## Begin Task inputs

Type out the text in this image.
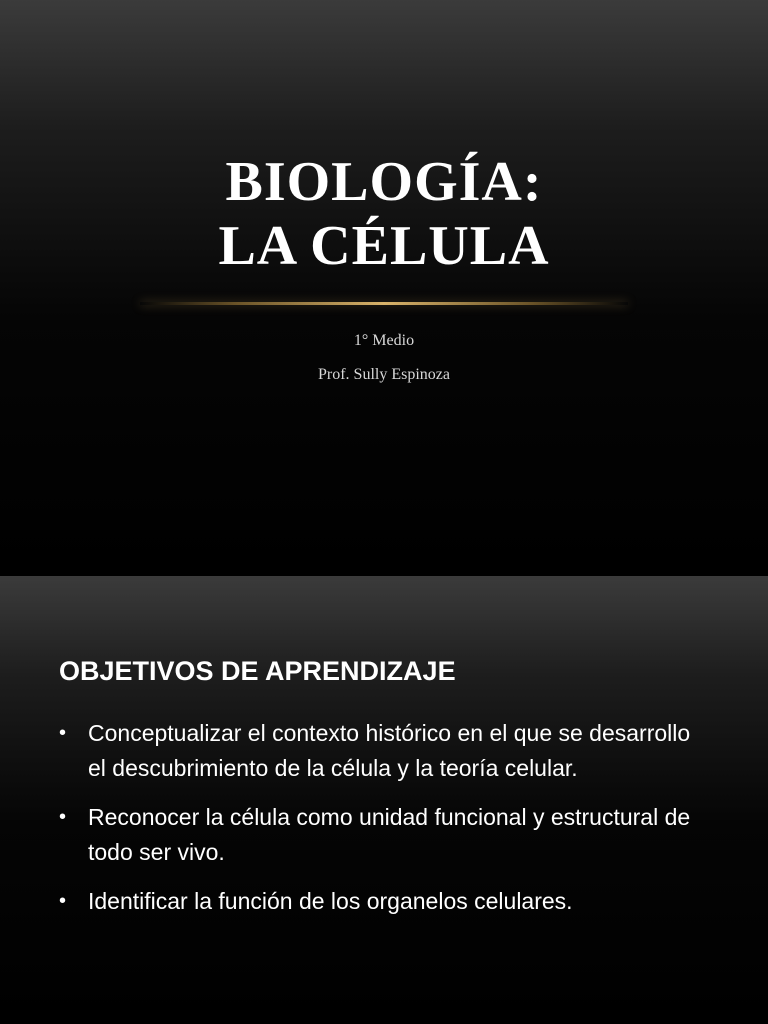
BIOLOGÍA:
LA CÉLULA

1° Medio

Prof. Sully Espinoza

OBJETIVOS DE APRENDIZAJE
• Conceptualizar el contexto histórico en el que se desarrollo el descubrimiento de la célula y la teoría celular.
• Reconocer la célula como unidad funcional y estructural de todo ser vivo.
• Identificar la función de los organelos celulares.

## End Task inputs

**Work to complete:** Write out each entry exactly as given, omitting any picture.

**Complete output:**
Type out the text in this image.
BIOLOGÍA:
LA CÉLULA

1° Medio

Prof. Sully Espinoza

OBJETIVOS DE APRENDIZAJE
• Conceptualizar el contexto histórico en el que se desarrollo el descubrimiento de la célula y la teoría celular.
• Reconocer la célula como unidad funcional y estructural de todo ser vivo.
• Identificar la función de los organelos celulares.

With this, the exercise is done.